— BEGIN —
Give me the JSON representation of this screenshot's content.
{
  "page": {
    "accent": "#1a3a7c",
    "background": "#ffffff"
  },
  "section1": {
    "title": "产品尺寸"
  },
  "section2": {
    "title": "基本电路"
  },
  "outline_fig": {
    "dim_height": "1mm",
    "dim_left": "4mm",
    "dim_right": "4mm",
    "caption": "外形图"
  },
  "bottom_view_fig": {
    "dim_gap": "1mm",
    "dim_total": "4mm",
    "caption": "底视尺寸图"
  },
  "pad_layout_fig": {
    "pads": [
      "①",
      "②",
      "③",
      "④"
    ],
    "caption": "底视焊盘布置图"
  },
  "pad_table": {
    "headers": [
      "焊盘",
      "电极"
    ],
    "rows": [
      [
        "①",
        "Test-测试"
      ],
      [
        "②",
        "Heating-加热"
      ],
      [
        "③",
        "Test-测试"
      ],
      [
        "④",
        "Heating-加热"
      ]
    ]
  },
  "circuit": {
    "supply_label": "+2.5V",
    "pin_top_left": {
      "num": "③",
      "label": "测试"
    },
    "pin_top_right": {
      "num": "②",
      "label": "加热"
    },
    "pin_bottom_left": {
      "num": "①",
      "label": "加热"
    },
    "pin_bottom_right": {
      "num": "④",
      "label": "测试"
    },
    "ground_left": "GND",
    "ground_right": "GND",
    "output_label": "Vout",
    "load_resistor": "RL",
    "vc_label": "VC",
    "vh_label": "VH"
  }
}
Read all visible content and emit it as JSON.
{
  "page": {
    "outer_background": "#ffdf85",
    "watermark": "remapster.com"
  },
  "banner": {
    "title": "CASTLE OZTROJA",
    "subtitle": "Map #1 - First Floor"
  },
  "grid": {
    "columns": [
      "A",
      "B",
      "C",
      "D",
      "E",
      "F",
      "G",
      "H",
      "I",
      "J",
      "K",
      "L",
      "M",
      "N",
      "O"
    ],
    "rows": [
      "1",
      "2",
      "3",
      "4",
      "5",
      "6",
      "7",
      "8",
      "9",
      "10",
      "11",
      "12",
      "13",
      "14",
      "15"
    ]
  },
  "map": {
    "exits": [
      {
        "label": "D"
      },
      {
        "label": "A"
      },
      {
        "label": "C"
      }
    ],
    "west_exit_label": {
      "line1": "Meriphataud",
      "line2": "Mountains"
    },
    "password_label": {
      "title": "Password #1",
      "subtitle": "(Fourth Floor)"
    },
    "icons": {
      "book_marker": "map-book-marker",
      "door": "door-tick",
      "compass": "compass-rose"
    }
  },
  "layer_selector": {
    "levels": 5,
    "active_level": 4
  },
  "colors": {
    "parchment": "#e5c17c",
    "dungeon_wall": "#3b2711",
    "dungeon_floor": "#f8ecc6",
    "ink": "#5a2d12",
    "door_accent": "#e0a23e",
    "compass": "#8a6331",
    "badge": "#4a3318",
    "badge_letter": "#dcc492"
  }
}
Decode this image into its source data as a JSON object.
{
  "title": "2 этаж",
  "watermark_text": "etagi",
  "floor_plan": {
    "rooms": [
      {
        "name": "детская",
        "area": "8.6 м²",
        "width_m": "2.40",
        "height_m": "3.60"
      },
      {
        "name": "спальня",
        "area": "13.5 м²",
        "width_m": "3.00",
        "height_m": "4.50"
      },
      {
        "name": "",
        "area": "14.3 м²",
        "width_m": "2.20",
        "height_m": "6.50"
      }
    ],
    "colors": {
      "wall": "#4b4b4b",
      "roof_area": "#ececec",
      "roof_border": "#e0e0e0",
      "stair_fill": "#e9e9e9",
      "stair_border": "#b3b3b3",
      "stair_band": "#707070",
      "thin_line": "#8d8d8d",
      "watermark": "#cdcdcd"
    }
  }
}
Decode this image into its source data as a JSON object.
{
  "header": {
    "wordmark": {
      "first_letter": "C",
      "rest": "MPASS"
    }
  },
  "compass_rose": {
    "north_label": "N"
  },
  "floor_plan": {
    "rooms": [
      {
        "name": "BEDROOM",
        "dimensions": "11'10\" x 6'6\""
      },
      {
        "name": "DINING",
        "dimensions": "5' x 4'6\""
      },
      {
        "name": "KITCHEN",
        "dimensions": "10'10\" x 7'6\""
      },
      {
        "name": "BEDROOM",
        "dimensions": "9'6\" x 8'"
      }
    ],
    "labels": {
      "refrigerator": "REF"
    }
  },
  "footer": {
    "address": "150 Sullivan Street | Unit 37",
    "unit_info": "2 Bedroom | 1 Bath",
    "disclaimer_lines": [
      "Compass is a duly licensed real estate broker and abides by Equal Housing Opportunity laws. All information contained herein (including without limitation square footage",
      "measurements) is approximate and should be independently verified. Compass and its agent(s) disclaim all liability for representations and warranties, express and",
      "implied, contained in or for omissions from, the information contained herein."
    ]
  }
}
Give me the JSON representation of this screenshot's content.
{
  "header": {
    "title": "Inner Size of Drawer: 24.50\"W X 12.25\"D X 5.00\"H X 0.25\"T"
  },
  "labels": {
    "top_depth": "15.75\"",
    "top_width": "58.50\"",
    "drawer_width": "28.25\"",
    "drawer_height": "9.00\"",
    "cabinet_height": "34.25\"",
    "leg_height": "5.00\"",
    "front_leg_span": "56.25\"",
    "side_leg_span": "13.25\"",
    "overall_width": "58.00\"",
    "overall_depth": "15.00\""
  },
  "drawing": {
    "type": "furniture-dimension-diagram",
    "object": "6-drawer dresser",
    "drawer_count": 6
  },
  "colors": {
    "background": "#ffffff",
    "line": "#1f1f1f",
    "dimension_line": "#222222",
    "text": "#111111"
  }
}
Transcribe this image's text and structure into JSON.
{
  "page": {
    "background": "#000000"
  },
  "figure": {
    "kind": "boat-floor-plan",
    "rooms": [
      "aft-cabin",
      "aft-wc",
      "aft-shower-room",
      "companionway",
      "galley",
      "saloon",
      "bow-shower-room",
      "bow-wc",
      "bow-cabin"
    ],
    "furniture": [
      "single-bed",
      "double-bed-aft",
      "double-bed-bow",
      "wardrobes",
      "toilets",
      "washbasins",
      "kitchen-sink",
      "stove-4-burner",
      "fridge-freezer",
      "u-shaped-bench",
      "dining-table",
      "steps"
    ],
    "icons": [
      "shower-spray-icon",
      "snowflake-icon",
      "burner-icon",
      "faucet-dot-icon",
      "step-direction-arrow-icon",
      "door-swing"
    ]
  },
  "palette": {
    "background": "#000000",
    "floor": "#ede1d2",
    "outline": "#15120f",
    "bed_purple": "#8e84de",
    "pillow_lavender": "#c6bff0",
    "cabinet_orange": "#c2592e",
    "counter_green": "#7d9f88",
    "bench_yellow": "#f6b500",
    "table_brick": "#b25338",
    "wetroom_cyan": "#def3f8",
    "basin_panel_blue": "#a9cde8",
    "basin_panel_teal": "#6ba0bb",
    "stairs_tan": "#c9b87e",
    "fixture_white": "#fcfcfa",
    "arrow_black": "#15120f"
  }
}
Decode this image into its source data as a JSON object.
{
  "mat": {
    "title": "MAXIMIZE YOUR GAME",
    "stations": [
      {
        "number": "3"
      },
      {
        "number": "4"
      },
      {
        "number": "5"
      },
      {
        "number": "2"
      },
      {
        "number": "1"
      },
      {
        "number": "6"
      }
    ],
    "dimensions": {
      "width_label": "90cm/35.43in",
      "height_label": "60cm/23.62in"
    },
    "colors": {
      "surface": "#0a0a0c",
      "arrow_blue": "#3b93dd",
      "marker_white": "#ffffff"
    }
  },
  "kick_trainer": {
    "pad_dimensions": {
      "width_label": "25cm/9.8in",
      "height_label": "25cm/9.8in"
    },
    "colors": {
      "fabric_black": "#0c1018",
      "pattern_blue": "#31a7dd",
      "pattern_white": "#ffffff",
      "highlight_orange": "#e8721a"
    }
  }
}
— END —
**Short problem**
Filter the listing above by the word "herein"; copy each line that passes.

**Worked answer**
      "Compass is a duly licensed real estate broker and abides by Equal Housing Opportunity laws. All information contained herein (including without limitation square footage",
      "implied, contained in or for omissions from, the information contained herein."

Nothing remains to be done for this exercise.